[Records from a data collection]
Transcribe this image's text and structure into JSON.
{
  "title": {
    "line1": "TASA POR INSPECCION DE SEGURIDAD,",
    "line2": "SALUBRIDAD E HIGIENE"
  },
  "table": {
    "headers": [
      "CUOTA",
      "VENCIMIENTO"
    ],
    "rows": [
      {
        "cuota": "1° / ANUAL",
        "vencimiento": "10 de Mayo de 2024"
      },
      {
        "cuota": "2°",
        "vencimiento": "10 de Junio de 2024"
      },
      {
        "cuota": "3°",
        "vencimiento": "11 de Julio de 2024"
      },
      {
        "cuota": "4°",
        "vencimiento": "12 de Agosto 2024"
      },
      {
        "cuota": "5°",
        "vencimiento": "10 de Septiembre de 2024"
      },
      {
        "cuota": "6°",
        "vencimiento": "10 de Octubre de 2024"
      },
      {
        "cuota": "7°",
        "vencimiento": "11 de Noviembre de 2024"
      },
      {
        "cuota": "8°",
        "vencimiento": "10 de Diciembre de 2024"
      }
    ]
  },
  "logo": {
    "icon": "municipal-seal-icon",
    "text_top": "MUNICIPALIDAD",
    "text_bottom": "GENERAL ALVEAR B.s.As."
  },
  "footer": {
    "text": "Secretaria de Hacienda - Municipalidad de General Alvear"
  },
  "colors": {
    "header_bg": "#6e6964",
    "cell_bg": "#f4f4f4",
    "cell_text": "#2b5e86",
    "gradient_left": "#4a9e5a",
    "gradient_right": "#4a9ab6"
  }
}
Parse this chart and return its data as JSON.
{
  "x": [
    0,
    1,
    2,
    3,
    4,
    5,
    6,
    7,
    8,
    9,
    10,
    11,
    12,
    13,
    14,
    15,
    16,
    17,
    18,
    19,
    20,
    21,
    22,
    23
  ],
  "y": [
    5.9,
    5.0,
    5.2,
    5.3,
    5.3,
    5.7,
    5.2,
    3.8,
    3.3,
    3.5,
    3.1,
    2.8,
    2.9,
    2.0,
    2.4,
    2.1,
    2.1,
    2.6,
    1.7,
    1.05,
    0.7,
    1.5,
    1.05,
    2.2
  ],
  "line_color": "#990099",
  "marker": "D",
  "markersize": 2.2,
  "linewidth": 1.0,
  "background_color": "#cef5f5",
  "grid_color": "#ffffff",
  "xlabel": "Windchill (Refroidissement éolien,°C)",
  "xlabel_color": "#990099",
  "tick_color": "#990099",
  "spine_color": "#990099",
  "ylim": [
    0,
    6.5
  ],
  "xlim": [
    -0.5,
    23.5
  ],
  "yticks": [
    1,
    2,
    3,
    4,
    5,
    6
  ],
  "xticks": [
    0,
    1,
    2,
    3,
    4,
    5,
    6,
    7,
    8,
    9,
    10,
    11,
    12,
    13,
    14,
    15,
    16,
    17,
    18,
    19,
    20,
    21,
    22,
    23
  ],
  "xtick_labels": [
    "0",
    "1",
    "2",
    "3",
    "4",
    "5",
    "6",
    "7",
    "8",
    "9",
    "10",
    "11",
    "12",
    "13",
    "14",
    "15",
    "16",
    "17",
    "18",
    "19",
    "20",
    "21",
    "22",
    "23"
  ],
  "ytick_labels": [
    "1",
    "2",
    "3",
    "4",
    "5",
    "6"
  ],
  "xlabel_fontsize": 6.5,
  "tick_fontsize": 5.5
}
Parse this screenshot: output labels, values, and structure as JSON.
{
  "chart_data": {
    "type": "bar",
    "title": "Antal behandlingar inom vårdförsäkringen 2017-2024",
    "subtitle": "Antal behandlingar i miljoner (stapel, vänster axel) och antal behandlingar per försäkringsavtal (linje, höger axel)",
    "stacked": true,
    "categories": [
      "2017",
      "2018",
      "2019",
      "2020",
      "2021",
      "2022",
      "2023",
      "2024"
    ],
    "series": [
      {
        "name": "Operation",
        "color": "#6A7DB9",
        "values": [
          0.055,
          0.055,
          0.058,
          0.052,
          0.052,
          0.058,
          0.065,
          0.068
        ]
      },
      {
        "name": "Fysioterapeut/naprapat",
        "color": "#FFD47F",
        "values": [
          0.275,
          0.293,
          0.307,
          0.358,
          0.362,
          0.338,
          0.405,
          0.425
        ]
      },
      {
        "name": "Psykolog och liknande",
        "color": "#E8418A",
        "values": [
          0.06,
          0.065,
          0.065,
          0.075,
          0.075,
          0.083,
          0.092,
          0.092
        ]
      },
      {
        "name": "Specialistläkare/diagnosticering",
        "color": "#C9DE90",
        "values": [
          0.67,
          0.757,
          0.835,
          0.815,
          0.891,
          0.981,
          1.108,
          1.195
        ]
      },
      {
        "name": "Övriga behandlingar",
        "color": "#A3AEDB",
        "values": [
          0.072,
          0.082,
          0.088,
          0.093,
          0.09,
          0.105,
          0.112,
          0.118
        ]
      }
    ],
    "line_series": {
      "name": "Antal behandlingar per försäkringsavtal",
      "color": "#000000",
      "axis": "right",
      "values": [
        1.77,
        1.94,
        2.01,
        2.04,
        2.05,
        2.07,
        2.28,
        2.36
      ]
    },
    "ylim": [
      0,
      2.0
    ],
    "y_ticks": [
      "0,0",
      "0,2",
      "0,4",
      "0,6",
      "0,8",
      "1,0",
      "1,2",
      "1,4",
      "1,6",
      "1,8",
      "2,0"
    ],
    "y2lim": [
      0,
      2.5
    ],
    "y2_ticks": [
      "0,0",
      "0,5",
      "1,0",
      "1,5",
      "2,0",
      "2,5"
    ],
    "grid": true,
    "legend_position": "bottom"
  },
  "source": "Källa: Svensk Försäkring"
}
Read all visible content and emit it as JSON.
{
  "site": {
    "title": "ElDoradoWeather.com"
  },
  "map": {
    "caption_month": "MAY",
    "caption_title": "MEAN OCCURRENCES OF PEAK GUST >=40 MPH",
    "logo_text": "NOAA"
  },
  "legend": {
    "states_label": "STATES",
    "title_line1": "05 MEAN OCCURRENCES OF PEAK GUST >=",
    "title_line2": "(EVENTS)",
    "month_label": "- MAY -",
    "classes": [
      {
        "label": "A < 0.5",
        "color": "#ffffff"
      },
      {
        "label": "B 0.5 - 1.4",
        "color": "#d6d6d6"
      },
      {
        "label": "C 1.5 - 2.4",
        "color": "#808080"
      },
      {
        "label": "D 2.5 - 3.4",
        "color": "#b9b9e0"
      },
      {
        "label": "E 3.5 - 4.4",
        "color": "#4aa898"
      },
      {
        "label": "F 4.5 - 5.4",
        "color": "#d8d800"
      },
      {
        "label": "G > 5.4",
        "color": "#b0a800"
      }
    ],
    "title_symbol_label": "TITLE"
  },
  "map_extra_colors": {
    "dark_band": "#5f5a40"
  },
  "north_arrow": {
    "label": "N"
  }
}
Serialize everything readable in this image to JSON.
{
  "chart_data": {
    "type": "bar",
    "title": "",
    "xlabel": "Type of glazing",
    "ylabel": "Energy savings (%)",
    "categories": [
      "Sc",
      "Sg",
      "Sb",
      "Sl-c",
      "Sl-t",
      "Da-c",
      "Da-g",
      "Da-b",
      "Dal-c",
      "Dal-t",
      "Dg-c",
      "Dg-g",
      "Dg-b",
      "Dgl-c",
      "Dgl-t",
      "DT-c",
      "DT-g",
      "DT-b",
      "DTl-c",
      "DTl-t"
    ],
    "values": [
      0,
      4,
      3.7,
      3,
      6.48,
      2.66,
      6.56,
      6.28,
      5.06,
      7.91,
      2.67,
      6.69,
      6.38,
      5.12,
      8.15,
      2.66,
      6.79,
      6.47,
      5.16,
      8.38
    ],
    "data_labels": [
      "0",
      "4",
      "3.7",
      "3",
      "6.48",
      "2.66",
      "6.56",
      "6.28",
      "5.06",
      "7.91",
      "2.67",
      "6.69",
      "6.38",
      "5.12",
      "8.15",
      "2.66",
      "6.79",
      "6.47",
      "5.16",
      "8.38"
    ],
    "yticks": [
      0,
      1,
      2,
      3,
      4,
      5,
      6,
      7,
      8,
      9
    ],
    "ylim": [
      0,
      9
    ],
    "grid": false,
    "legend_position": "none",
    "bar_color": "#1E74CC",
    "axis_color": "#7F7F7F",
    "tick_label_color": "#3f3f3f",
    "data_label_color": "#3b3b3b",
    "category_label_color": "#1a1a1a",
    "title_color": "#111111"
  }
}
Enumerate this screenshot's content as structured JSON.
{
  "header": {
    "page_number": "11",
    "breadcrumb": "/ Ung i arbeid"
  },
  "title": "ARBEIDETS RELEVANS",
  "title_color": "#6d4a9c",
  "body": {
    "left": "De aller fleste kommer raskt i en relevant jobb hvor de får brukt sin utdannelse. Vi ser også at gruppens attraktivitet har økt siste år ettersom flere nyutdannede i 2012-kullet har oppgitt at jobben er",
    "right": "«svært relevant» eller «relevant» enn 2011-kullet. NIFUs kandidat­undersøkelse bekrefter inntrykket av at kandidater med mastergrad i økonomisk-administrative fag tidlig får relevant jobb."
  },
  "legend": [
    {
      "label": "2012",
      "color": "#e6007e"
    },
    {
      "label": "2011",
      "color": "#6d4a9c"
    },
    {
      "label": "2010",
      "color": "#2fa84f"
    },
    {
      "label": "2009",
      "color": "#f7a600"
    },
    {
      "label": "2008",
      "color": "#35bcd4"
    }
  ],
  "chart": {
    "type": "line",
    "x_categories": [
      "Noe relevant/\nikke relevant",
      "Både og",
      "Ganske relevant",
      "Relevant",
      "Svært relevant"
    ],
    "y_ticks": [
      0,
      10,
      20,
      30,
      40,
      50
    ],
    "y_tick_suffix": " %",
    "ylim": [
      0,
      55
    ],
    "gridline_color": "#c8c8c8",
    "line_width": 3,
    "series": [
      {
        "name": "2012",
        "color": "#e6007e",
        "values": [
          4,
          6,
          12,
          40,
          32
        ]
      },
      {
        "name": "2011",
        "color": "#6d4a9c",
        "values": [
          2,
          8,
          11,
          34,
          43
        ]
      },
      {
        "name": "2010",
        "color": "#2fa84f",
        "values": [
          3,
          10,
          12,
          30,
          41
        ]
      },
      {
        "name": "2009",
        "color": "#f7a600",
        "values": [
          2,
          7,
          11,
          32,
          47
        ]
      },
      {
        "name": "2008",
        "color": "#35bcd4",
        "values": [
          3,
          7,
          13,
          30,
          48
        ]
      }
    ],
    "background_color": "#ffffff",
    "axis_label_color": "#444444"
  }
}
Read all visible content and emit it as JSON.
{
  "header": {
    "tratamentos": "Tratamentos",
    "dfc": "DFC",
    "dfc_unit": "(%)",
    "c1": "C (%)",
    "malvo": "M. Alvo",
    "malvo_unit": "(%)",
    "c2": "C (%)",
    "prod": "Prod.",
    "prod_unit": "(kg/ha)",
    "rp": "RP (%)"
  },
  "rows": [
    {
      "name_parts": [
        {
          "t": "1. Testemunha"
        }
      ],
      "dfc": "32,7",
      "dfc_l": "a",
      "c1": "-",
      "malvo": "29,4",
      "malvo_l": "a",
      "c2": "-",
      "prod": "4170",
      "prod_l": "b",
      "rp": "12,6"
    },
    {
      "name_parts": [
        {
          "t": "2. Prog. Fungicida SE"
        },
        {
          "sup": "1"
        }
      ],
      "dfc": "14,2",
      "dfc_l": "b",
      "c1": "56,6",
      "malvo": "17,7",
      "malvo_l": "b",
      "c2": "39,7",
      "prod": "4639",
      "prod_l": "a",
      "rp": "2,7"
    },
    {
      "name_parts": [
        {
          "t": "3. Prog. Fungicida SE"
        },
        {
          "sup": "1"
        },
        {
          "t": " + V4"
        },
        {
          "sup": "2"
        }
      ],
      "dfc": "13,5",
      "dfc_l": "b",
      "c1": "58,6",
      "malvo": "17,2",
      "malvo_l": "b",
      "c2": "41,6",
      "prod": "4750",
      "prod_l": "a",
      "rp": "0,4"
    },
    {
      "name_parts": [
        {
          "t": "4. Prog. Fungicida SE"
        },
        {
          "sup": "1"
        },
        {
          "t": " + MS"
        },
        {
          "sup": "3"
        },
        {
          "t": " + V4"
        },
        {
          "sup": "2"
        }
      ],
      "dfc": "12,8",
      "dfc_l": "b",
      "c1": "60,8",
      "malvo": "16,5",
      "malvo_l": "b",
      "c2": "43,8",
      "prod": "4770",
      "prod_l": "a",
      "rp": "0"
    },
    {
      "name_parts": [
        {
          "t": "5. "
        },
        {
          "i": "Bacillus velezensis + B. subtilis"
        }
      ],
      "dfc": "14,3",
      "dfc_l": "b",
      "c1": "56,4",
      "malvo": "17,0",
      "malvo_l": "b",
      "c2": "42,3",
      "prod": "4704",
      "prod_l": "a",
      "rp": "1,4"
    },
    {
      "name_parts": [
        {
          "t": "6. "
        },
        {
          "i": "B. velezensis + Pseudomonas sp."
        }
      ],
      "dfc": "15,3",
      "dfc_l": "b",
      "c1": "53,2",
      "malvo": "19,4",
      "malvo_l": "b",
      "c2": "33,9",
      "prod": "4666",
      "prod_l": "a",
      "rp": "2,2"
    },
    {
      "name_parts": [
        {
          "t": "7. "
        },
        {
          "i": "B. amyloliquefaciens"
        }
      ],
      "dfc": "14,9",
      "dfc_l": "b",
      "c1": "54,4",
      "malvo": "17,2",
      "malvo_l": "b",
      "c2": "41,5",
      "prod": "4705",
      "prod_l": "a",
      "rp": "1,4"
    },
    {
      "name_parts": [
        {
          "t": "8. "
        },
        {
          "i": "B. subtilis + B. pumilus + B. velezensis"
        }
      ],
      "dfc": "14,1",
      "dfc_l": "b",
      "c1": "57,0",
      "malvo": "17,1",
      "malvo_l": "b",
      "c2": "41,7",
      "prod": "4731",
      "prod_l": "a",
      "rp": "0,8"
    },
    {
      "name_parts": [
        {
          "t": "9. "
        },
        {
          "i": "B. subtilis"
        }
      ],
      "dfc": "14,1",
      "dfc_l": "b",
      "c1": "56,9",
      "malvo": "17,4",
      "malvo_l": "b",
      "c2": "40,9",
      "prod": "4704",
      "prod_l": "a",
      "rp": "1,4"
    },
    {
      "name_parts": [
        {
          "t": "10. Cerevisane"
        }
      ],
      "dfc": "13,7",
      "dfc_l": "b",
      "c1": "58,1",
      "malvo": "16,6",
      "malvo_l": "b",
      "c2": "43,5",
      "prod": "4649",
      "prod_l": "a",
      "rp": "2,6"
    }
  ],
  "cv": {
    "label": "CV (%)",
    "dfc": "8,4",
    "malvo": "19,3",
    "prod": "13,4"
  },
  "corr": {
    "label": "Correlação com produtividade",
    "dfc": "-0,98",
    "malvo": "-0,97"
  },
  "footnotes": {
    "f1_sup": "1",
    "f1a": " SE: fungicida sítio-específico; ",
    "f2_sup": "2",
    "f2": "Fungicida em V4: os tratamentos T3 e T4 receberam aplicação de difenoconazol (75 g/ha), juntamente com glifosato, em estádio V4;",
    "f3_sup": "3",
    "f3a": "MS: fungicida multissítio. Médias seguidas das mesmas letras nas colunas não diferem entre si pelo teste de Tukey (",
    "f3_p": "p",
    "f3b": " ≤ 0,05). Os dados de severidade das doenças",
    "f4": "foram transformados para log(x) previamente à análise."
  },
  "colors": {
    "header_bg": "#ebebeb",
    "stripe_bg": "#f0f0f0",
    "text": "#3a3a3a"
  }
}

## TASK GOAL
Pull every line containing the word "velezensis" out of the entries above.

## RESULT OF THE EXERCISE
          "i": "Bacillus velezensis + B. subtilis"
          "i": "B. velezensis + Pseudomonas sp."
          "i": "B. subtilis + B. pumilus + B. velezensis"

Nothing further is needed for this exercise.